- _Task to complete_:
In the entries, find all lines that hold the word "rate" and copy them.
--
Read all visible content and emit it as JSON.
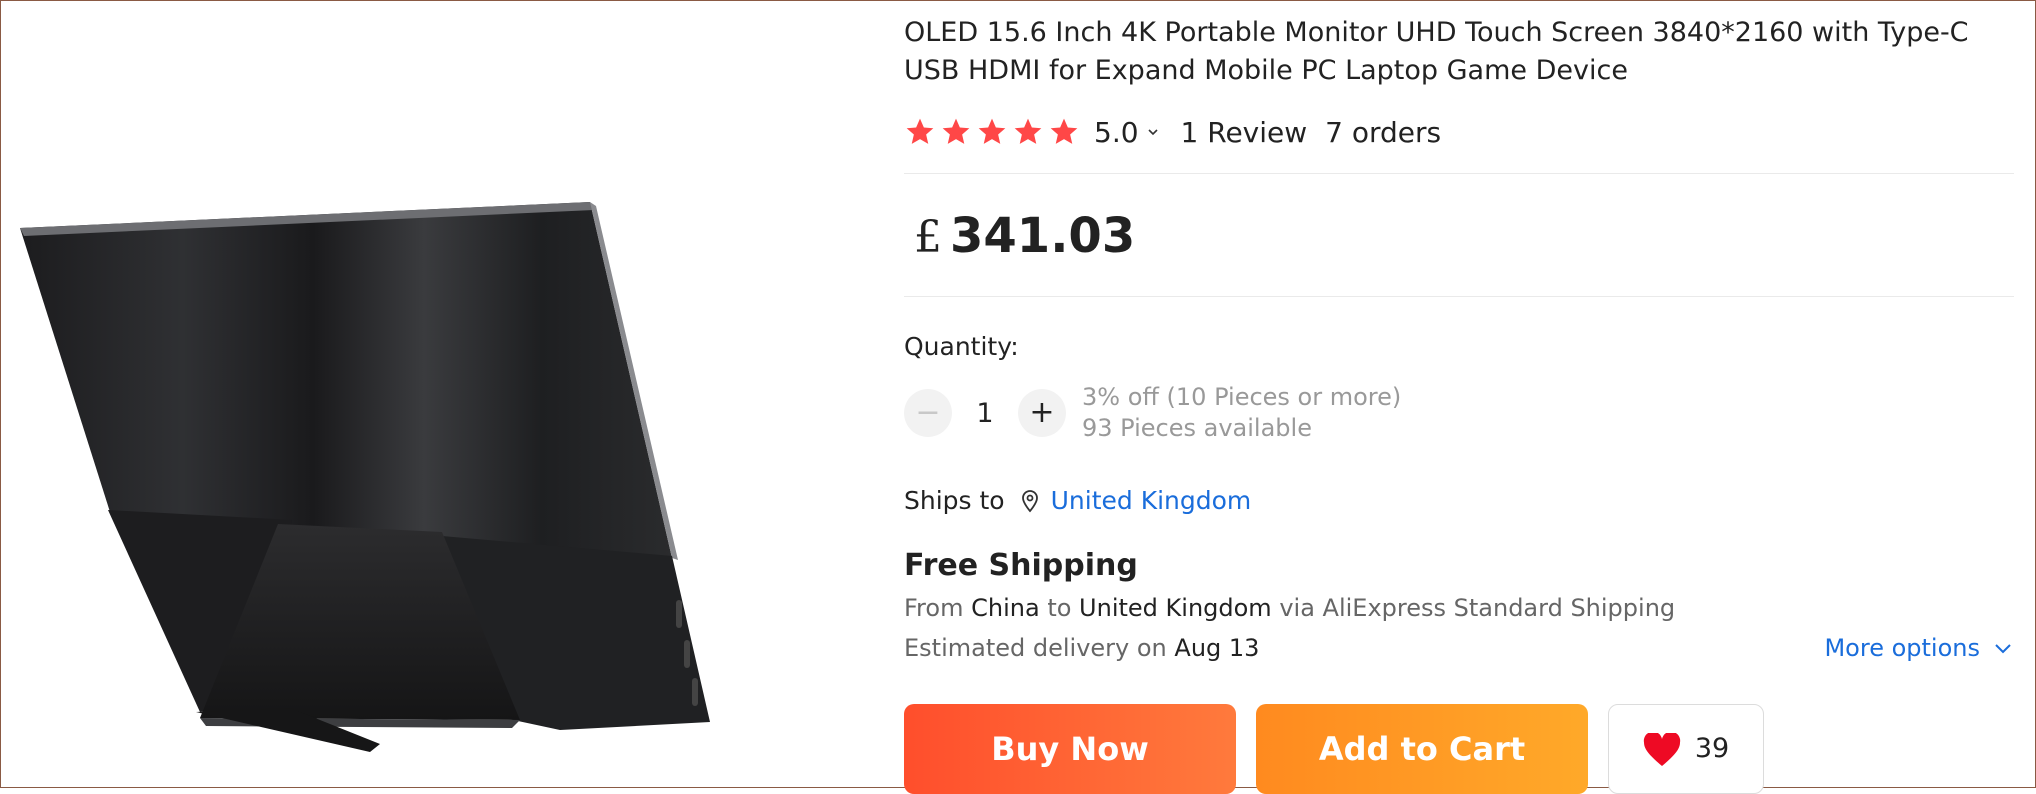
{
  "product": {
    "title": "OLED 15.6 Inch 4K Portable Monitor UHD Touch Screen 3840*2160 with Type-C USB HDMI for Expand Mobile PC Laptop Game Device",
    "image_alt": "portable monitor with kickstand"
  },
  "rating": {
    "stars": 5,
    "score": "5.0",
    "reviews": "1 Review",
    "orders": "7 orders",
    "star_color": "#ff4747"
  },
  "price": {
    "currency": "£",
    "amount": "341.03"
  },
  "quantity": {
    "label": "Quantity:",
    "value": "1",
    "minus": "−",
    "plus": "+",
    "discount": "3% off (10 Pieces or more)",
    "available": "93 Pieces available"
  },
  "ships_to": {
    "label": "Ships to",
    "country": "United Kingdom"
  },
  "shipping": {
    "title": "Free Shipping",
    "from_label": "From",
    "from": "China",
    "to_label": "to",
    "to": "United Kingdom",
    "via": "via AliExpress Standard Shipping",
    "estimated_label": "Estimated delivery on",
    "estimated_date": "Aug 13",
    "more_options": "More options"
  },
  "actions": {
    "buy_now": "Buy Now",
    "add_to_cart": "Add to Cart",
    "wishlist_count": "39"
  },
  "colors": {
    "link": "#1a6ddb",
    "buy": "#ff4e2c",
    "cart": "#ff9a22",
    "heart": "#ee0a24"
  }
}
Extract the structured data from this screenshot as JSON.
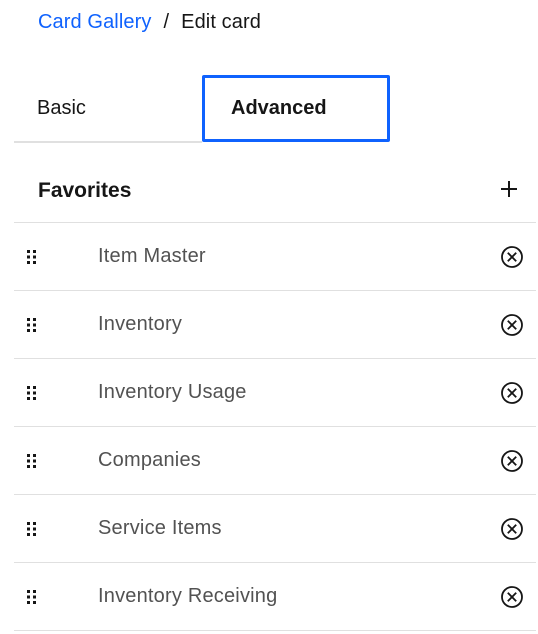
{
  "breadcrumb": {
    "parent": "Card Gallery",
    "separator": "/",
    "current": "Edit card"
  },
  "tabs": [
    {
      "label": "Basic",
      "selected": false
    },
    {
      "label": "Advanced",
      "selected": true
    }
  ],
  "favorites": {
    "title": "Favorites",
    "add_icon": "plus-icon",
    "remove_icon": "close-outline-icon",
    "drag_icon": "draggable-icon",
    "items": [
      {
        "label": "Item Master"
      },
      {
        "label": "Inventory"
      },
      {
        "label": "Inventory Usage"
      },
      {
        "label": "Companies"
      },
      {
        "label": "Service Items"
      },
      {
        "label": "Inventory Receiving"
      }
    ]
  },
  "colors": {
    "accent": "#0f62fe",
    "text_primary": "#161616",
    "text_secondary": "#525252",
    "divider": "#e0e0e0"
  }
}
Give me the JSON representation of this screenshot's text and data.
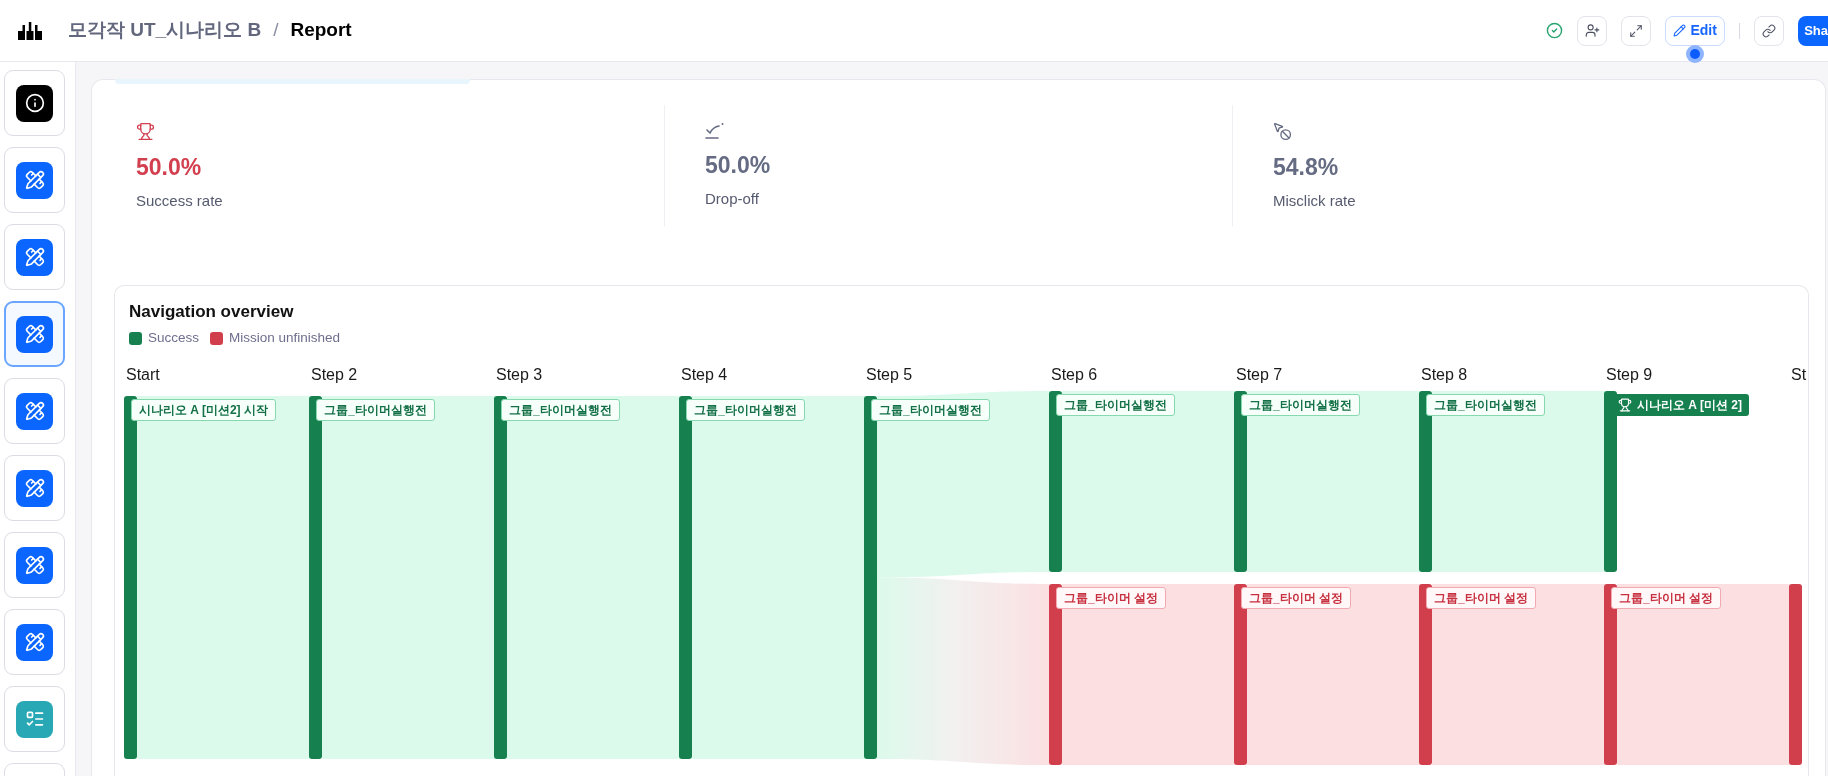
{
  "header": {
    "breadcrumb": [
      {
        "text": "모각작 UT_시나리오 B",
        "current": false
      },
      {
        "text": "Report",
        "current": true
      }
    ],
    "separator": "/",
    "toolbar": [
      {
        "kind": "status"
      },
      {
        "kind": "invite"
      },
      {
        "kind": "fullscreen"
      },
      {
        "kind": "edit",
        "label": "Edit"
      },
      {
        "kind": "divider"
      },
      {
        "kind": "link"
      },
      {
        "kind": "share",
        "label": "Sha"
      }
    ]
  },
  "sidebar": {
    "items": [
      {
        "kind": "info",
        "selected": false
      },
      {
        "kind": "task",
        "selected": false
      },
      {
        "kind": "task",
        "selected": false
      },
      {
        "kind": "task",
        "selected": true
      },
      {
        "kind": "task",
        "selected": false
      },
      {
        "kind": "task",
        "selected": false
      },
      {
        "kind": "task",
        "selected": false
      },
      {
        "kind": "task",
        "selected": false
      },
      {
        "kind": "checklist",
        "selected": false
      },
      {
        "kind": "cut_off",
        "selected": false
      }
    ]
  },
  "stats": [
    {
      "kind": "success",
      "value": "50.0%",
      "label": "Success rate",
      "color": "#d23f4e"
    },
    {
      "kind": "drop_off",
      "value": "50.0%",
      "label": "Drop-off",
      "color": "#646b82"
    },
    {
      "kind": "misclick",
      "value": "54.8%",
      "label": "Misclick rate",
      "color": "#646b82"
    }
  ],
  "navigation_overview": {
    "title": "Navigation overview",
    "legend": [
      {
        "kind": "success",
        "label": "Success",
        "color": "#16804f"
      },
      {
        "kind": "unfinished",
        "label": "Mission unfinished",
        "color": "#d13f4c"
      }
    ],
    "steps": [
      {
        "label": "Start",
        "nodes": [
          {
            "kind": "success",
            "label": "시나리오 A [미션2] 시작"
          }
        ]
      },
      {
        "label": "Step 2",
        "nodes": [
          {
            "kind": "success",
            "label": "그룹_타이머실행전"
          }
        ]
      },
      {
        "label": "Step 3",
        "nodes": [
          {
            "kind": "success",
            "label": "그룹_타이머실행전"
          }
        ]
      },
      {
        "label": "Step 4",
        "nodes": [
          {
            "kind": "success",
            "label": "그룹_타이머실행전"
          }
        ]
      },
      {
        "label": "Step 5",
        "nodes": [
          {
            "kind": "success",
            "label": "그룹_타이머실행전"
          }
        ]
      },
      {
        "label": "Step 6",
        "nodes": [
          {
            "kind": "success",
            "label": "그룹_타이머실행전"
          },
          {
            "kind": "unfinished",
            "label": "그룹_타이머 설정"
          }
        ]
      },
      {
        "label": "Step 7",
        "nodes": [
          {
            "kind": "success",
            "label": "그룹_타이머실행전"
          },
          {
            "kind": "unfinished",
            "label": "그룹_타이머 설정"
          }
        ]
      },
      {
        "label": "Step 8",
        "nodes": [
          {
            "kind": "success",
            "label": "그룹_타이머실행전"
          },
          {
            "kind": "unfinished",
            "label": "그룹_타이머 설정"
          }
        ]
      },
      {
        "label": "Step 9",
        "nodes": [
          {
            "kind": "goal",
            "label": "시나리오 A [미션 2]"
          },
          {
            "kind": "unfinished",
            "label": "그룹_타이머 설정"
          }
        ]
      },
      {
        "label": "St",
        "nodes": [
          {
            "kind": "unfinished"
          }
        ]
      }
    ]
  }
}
--
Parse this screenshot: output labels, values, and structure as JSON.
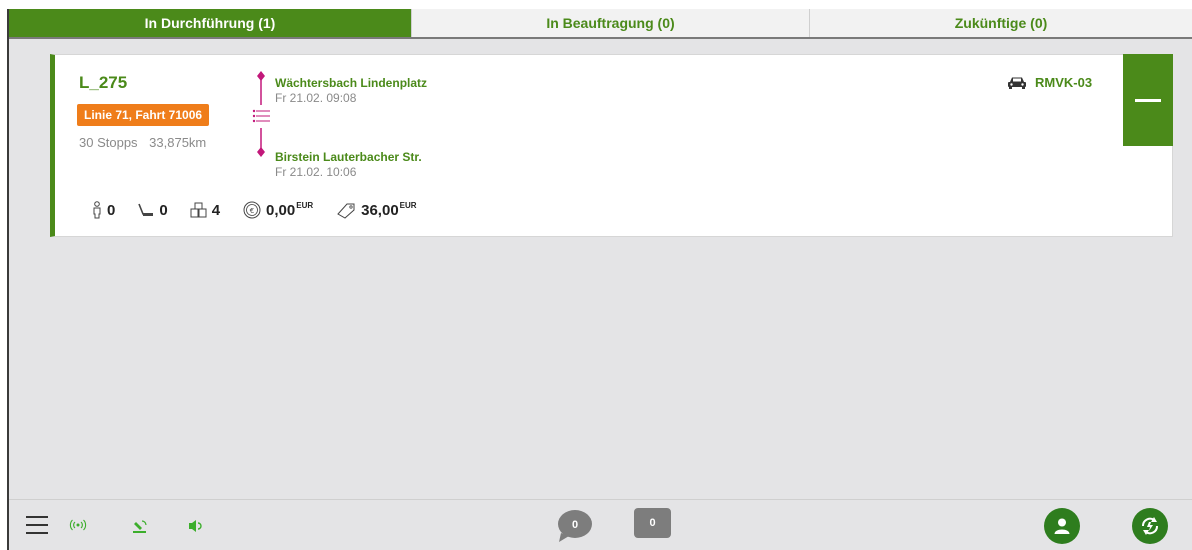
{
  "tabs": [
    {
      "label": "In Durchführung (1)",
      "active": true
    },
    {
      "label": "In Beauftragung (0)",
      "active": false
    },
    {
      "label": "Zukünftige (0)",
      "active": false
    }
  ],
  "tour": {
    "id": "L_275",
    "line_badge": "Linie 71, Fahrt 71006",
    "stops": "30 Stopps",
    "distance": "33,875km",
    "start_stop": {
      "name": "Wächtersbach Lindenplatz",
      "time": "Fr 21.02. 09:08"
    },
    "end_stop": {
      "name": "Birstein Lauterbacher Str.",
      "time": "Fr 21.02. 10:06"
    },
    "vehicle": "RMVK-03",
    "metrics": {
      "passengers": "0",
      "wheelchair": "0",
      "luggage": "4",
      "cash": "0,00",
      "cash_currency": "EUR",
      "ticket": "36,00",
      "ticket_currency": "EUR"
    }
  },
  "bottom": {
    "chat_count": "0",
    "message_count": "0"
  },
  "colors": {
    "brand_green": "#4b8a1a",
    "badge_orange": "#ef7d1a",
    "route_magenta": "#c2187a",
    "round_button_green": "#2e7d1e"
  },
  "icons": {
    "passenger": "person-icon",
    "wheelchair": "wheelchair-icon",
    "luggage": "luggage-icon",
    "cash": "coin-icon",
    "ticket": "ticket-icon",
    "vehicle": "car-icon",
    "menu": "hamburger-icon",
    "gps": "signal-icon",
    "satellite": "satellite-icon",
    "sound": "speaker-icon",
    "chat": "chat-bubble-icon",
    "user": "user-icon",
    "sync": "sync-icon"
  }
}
--
- _The reply_:
      "label": "Success rate",
      "label": "Misclick rate",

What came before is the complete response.